### RECORDS FOR THIS TASK

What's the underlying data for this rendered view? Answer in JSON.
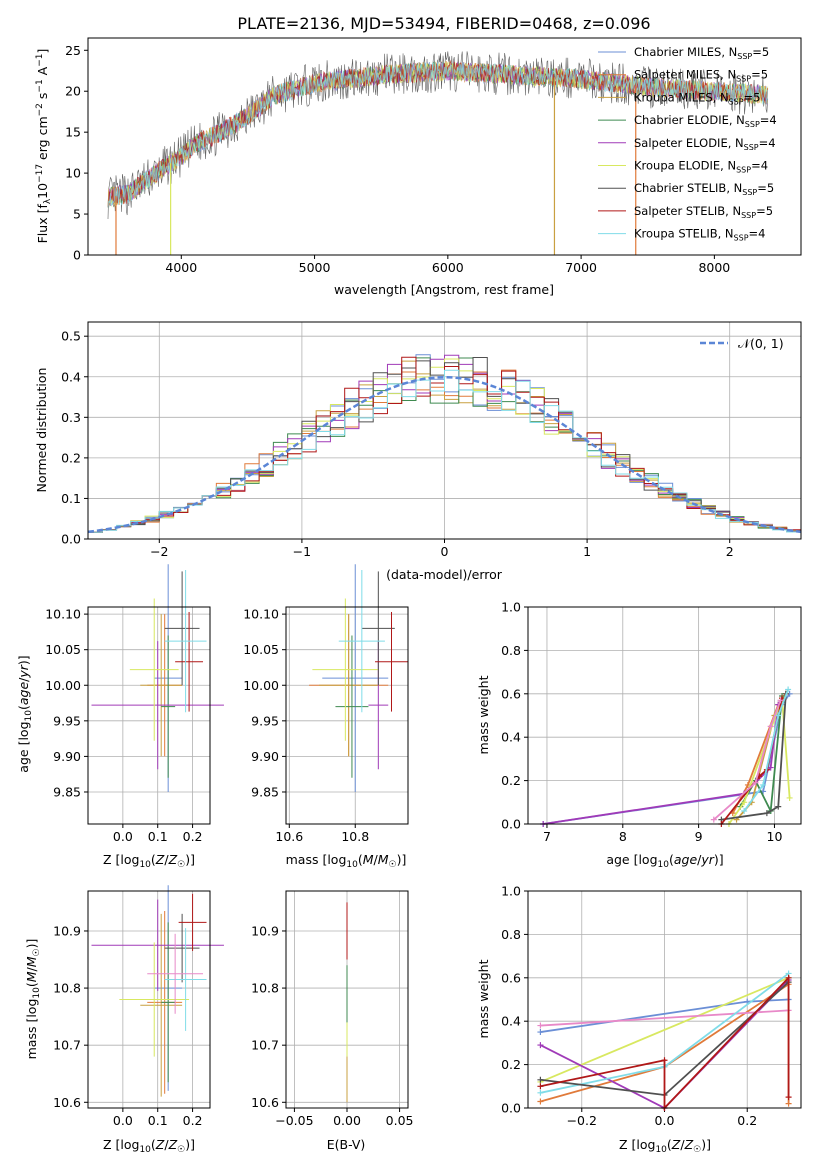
{
  "page_title": "PLATE=2136, MJD=53494, FIBERID=0468, z=0.096",
  "colors": {
    "Chabrier MILES": "#6b8fd6",
    "Salpeter MILES": "#e07a3a",
    "Kroupa MILES": "#c9a040",
    "Chabrier ELODIE": "#3f8a50",
    "Salpeter ELODIE": "#a03ab8",
    "Kroupa ELODIE": "#d8e860",
    "Chabrier STELIB": "#505050",
    "Salpeter STELIB": "#b01818",
    "Kroupa STELIB": "#80dce8",
    "normal": "#5b86d6",
    "mass_weight_extra": "#e889c8",
    "grid": "#b0b0b0"
  },
  "legend_top": [
    {
      "label": "Chabrier MILES, N",
      "sub": "SSP",
      "tail": "=5",
      "key": "Chabrier MILES"
    },
    {
      "label": "Salpeter MILES, N",
      "sub": "SSP",
      "tail": "=5",
      "key": "Salpeter MILES"
    },
    {
      "label": "Kroupa MILES, N",
      "sub": "SSP",
      "tail": "=5",
      "key": "Kroupa MILES"
    },
    {
      "label": "Chabrier ELODIE, N",
      "sub": "SSP",
      "tail": "=4",
      "key": "Chabrier ELODIE"
    },
    {
      "label": "Salpeter ELODIE, N",
      "sub": "SSP",
      "tail": "=4",
      "key": "Salpeter ELODIE"
    },
    {
      "label": "Kroupa ELODIE, N",
      "sub": "SSP",
      "tail": "=4",
      "key": "Kroupa ELODIE"
    },
    {
      "label": "Chabrier STELIB, N",
      "sub": "SSP",
      "tail": "=5",
      "key": "Chabrier STELIB"
    },
    {
      "label": "Salpeter STELIB, N",
      "sub": "SSP",
      "tail": "=5",
      "key": "Salpeter STELIB"
    },
    {
      "label": "Kroupa STELIB, N",
      "sub": "SSP",
      "tail": "=4",
      "key": "Kroupa STELIB"
    }
  ],
  "chart_data": [
    {
      "id": "spectrum",
      "type": "line",
      "xlabel": "wavelength [Angstrom, rest frame]",
      "ylabel_parts": {
        "a": "Flux [f",
        "b": "λ",
        "c": "10",
        "d": "−17",
        "e": " erg cm",
        "f": "−2",
        "g": " s",
        "h": "−1",
        "i": " A",
        "j": "−1",
        "k": "]"
      },
      "xlim": [
        3300,
        8650
      ],
      "ylim": [
        0,
        26.5
      ],
      "xticks": [
        4000,
        5000,
        6000,
        7000,
        8000
      ],
      "yticks": [
        0,
        5,
        10,
        15,
        20,
        25
      ],
      "continuum_points": [
        [
          3450,
          7
        ],
        [
          3600,
          7.5
        ],
        [
          3900,
          11
        ],
        [
          4000,
          12
        ],
        [
          4100,
          13.5
        ],
        [
          4300,
          15
        ],
        [
          4500,
          17
        ],
        [
          4700,
          19.5
        ],
        [
          5000,
          21
        ],
        [
          5500,
          22
        ],
        [
          6000,
          22.5
        ],
        [
          6500,
          22
        ],
        [
          7000,
          21.5
        ],
        [
          7500,
          20.5
        ],
        [
          8000,
          20
        ],
        [
          8400,
          19.5
        ]
      ],
      "spikes": [
        [
          3510,
          0
        ],
        [
          3920,
          0
        ],
        [
          6800,
          0
        ],
        [
          7410,
          0
        ]
      ]
    },
    {
      "id": "residuals",
      "type": "histogram",
      "xlabel": "(data-model)/error",
      "ylabel": "Normed distribution",
      "legend": "𝒩(0, 1)",
      "xlim": [
        -2.5,
        2.5
      ],
      "ylim": [
        0,
        0.535
      ],
      "xticks": [
        -2,
        -1,
        0,
        1,
        2
      ],
      "xtick_labels": [
        "−2",
        "−1",
        "0",
        "1",
        "2"
      ],
      "yticks": [
        0.0,
        0.1,
        0.2,
        0.3,
        0.4,
        0.5
      ],
      "ytick_labels": [
        "0.0",
        "0.1",
        "0.2",
        "0.3",
        "0.4",
        "0.5"
      ],
      "bin_width": 0.1
    },
    {
      "id": "age_vs_Z",
      "type": "errorbar",
      "xlabel": "Z [log10(Z/Z☉)]",
      "ylabel": "age  [log10(age/yr)]",
      "xlim": [
        -0.1,
        0.25
      ],
      "ylim": [
        9.805,
        10.11
      ],
      "xticks": [
        0.0,
        0.1,
        0.2
      ],
      "xtick_labels": [
        "0.0",
        "0.1",
        "0.2"
      ],
      "yticks": [
        9.85,
        9.9,
        9.95,
        10.0,
        10.05,
        10.1
      ],
      "ytick_labels": [
        "9.85",
        "9.90",
        "9.95",
        "10.00",
        "10.05",
        "10.10"
      ],
      "points": [
        {
          "key": "Chabrier MILES",
          "x": 0.13,
          "xe": 0.04,
          "y": 10.01,
          "ye": 0.16
        },
        {
          "key": "Salpeter MILES",
          "x": 0.12,
          "xe": 0.05,
          "y": 10.0,
          "ye": 0.1
        },
        {
          "key": "Kroupa MILES",
          "x": 0.11,
          "xe": 0.06,
          "y": 10.0,
          "ye": 0.1
        },
        {
          "key": "Chabrier ELODIE",
          "x": 0.13,
          "xe": 0.02,
          "y": 9.97,
          "ye": 0.1
        },
        {
          "key": "Salpeter ELODIE",
          "x": 0.1,
          "xe": 0.19,
          "y": 9.972,
          "ye": 0.09
        },
        {
          "key": "Kroupa ELODIE",
          "x": 0.09,
          "xe": 0.07,
          "y": 10.022,
          "ye": 0.1
        },
        {
          "key": "Chabrier STELIB",
          "x": 0.17,
          "xe": 0.05,
          "y": 10.08,
          "ye": 0.08
        },
        {
          "key": "Salpeter STELIB",
          "x": 0.19,
          "xe": 0.04,
          "y": 10.033,
          "ye": 0.07
        },
        {
          "key": "Kroupa STELIB",
          "x": 0.18,
          "xe": 0.06,
          "y": 10.062,
          "ye": 0.1
        }
      ]
    },
    {
      "id": "age_vs_mass",
      "type": "errorbar",
      "xlabel": "mass [log10(M/M☉)]",
      "xlim": [
        10.59,
        10.96
      ],
      "ylim": [
        9.805,
        10.11
      ],
      "xticks": [
        10.6,
        10.8
      ],
      "xtick_labels": [
        "10.6",
        "10.8"
      ],
      "yticks": [
        9.85,
        9.9,
        9.95,
        10.0,
        10.05,
        10.1
      ],
      "ytick_labels": [
        "9.85",
        "9.90",
        "9.95",
        "10.00",
        "10.05",
        "10.10"
      ],
      "points": [
        {
          "key": "Chabrier MILES",
          "x": 10.8,
          "xe": 0.1,
          "y": 10.01,
          "ye": 0.16
        },
        {
          "key": "Salpeter MILES",
          "x": 10.78,
          "xe": 0.12,
          "y": 10.0,
          "ye": 0.1
        },
        {
          "key": "Kroupa MILES",
          "x": 10.78,
          "xe": 0.09,
          "y": 10.0,
          "ye": 0.1
        },
        {
          "key": "Chabrier ELODIE",
          "x": 10.79,
          "xe": 0.05,
          "y": 9.97,
          "ye": 0.1
        },
        {
          "key": "Salpeter ELODIE",
          "x": 10.87,
          "xe": 0.03,
          "y": 9.972,
          "ye": 0.09
        },
        {
          "key": "Kroupa ELODIE",
          "x": 10.77,
          "xe": 0.1,
          "y": 10.022,
          "ye": 0.1
        },
        {
          "key": "Chabrier STELIB",
          "x": 10.87,
          "xe": 0.05,
          "y": 10.08,
          "ye": 0.08
        },
        {
          "key": "Salpeter STELIB",
          "x": 10.91,
          "xe": 0.05,
          "y": 10.033,
          "ye": 0.07
        },
        {
          "key": "Kroupa STELIB",
          "x": 10.82,
          "xe": 0.07,
          "y": 10.062,
          "ye": 0.1
        }
      ]
    },
    {
      "id": "weight_vs_age",
      "type": "line",
      "xlabel": "age  [log10(age/yr)]",
      "ylabel": "mass weight",
      "xlim": [
        6.75,
        10.35
      ],
      "ylim": [
        0,
        1.0
      ],
      "xticks": [
        7,
        8,
        9,
        10
      ],
      "xtick_labels": [
        "7",
        "8",
        "9",
        "10"
      ],
      "yticks": [
        0.0,
        0.2,
        0.4,
        0.6,
        0.8,
        1.0
      ],
      "ytick_labels": [
        "0.0",
        "0.2",
        "0.4",
        "0.6",
        "0.8",
        "1.0"
      ],
      "series": [
        {
          "key": "Chabrier MILES",
          "points": [
            [
              6.95,
              0.0
            ],
            [
              9.85,
              0.15
            ],
            [
              10.1,
              0.55
            ],
            [
              10.2,
              0.6
            ]
          ]
        },
        {
          "key": "Salpeter MILES",
          "points": [
            [
              9.45,
              0.05
            ],
            [
              9.65,
              0.18
            ],
            [
              10.05,
              0.55
            ],
            [
              10.15,
              0.6
            ]
          ]
        },
        {
          "key": "Kroupa MILES",
          "points": [
            [
              9.5,
              0.02
            ],
            [
              9.7,
              0.1
            ],
            [
              10.0,
              0.5
            ],
            [
              10.12,
              0.58
            ]
          ]
        },
        {
          "key": "Chabrier ELODIE",
          "points": [
            [
              9.55,
              0.08
            ],
            [
              9.75,
              0.2
            ],
            [
              9.95,
              0.06
            ],
            [
              10.1,
              0.59
            ]
          ]
        },
        {
          "key": "Salpeter ELODIE",
          "points": [
            [
              6.95,
              0.0
            ],
            [
              9.6,
              0.14
            ],
            [
              9.95,
              0.26
            ],
            [
              10.05,
              0.55
            ]
          ]
        },
        {
          "key": "Kroupa ELODIE",
          "points": [
            [
              9.4,
              0.0
            ],
            [
              9.6,
              0.1
            ],
            [
              10.1,
              0.58
            ],
            [
              10.2,
              0.12
            ]
          ]
        },
        {
          "key": "Chabrier STELIB",
          "points": [
            [
              9.3,
              0.02
            ],
            [
              9.9,
              0.05
            ],
            [
              10.05,
              0.08
            ],
            [
              10.15,
              0.6
            ]
          ]
        },
        {
          "key": "Salpeter STELIB",
          "points": [
            [
              9.3,
              0.0
            ],
            [
              9.8,
              0.22
            ],
            [
              9.9,
              0.25
            ],
            [
              10.1,
              0.58
            ]
          ]
        },
        {
          "key": "Kroupa STELIB",
          "points": [
            [
              9.6,
              0.06
            ],
            [
              9.85,
              0.18
            ],
            [
              10.05,
              0.5
            ],
            [
              10.18,
              0.62
            ]
          ]
        },
        {
          "key": "mass_weight_extra",
          "points": [
            [
              9.2,
              0.02
            ],
            [
              9.75,
              0.19
            ],
            [
              9.95,
              0.45
            ],
            [
              10.08,
              0.57
            ]
          ]
        }
      ]
    },
    {
      "id": "mass_vs_Z",
      "type": "errorbar",
      "xlabel": "Z [log10(Z/Z☉)]",
      "ylabel": "mass [log10(M/M☉)]",
      "xlim": [
        -0.1,
        0.25
      ],
      "ylim": [
        10.59,
        10.97
      ],
      "xticks": [
        0.0,
        0.1,
        0.2
      ],
      "xtick_labels": [
        "0.0",
        "0.1",
        "0.2"
      ],
      "yticks": [
        10.6,
        10.7,
        10.8,
        10.9
      ],
      "ytick_labels": [
        "10.6",
        "10.7",
        "10.8",
        "10.9"
      ],
      "points": [
        {
          "key": "Chabrier MILES",
          "x": 0.13,
          "xe": 0.04,
          "y": 10.8,
          "ye": 0.18
        },
        {
          "key": "Salpeter MILES",
          "x": 0.12,
          "xe": 0.05,
          "y": 10.775,
          "ye": 0.16
        },
        {
          "key": "Kroupa MILES",
          "x": 0.11,
          "xe": 0.06,
          "y": 10.77,
          "ye": 0.16
        },
        {
          "key": "Chabrier ELODIE",
          "x": 0.13,
          "xe": 0.02,
          "y": 10.775,
          "ye": 0.14
        },
        {
          "key": "Salpeter ELODIE",
          "x": 0.1,
          "xe": 0.19,
          "y": 10.875,
          "ye": 0.08
        },
        {
          "key": "Kroupa ELODIE",
          "x": 0.09,
          "xe": 0.1,
          "y": 10.78,
          "ye": 0.1
        },
        {
          "key": "Chabrier STELIB",
          "x": 0.17,
          "xe": 0.05,
          "y": 10.87,
          "ye": 0.06
        },
        {
          "key": "Salpeter STELIB",
          "x": 0.2,
          "xe": 0.04,
          "y": 10.915,
          "ye": 0.05
        },
        {
          "key": "Kroupa STELIB",
          "x": 0.18,
          "xe": 0.06,
          "y": 10.815,
          "ye": 0.09
        },
        {
          "key": "mass_weight_extra",
          "x": 0.15,
          "xe": 0.08,
          "y": 10.825,
          "ye": 0.07
        }
      ]
    },
    {
      "id": "mass_vs_ebv",
      "type": "errorbar",
      "xlabel": "E(B-V)",
      "xlim": [
        -0.058,
        0.058
      ],
      "ylim": [
        10.59,
        10.97
      ],
      "xticks": [
        -0.05,
        0.0,
        0.05
      ],
      "xtick_labels": [
        "−0.05",
        "0.00",
        "0.05"
      ],
      "yticks": [
        10.6,
        10.7,
        10.8,
        10.9
      ],
      "ytick_labels": [
        "10.6",
        "10.7",
        "10.8",
        "10.9"
      ],
      "points": [
        {
          "key": "Kroupa MILES",
          "x": 0.0,
          "xe": 0.0,
          "y": 10.65,
          "ye": 0.05
        },
        {
          "key": "Kroupa ELODIE",
          "x": 0.0,
          "xe": 0.0,
          "y": 10.73,
          "ye": 0.05
        },
        {
          "key": "Chabrier ELODIE",
          "x": 0.0,
          "xe": 0.0,
          "y": 10.79,
          "ye": 0.05
        },
        {
          "key": "Salpeter STELIB",
          "x": 0.0,
          "xe": 0.0,
          "y": 10.9,
          "ye": 0.05
        }
      ]
    },
    {
      "id": "weight_vs_Z",
      "type": "line",
      "xlabel": "Z [log10(Z/Z☉)]",
      "ylabel": "mass weight",
      "xlim": [
        -0.33,
        0.33
      ],
      "ylim": [
        0,
        1.0
      ],
      "xticks": [
        -0.2,
        0.0,
        0.2
      ],
      "xtick_labels": [
        "−0.2",
        "0.0",
        "0.2"
      ],
      "yticks": [
        0.0,
        0.2,
        0.4,
        0.6,
        0.8,
        1.0
      ],
      "ytick_labels": [
        "0.0",
        "0.2",
        "0.4",
        "0.6",
        "0.8",
        "1.0"
      ],
      "series": [
        {
          "key": "Chabrier MILES",
          "points": [
            [
              -0.3,
              0.35
            ],
            [
              0.2,
              0.49
            ],
            [
              0.3,
              0.5
            ]
          ]
        },
        {
          "key": "Salpeter MILES",
          "points": [
            [
              -0.3,
              0.03
            ],
            [
              0.0,
              0.19
            ],
            [
              0.3,
              0.57
            ],
            [
              0.3,
              0.02
            ]
          ]
        },
        {
          "key": "Kroupa ELODIE",
          "points": [
            [
              -0.3,
              0.12
            ],
            [
              0.3,
              0.6
            ]
          ]
        },
        {
          "key": "Salpeter ELODIE",
          "points": [
            [
              -0.3,
              0.29
            ],
            [
              0.0,
              0.0
            ],
            [
              0.3,
              0.59
            ]
          ]
        },
        {
          "key": "mass_weight_extra",
          "points": [
            [
              -0.3,
              0.38
            ],
            [
              0.3,
              0.45
            ]
          ]
        },
        {
          "key": "Kroupa STELIB",
          "points": [
            [
              -0.3,
              0.07
            ],
            [
              0.0,
              0.19
            ],
            [
              0.3,
              0.62
            ]
          ]
        },
        {
          "key": "Chabrier STELIB",
          "points": [
            [
              -0.3,
              0.13
            ],
            [
              0.0,
              0.06
            ],
            [
              0.3,
              0.58
            ]
          ]
        },
        {
          "key": "Salpeter STELIB",
          "points": [
            [
              -0.3,
              0.1
            ],
            [
              0.0,
              0.22
            ],
            [
              0.0,
              0.0
            ],
            [
              0.3,
              0.6
            ],
            [
              0.3,
              0.05
            ]
          ]
        }
      ]
    }
  ]
}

### TO DO
Using the records above, list each line that includes "xlabel".

### TASK OUTPUT
      "xlabel": "wavelength [Angstrom, rest frame]",
      "xlabel": "(data-model)/error",
      "xlabel": "Z [log10(Z/Z☉)]",
      "xlabel": "mass [log10(M/M☉)]",
      "xlabel": "age  [log10(age/yr)]",
      "xlabel": "Z [log10(Z/Z☉)]",
      "xlabel": "E(B-V)",
      "xlabel": "Z [log10(Z/Z☉)]",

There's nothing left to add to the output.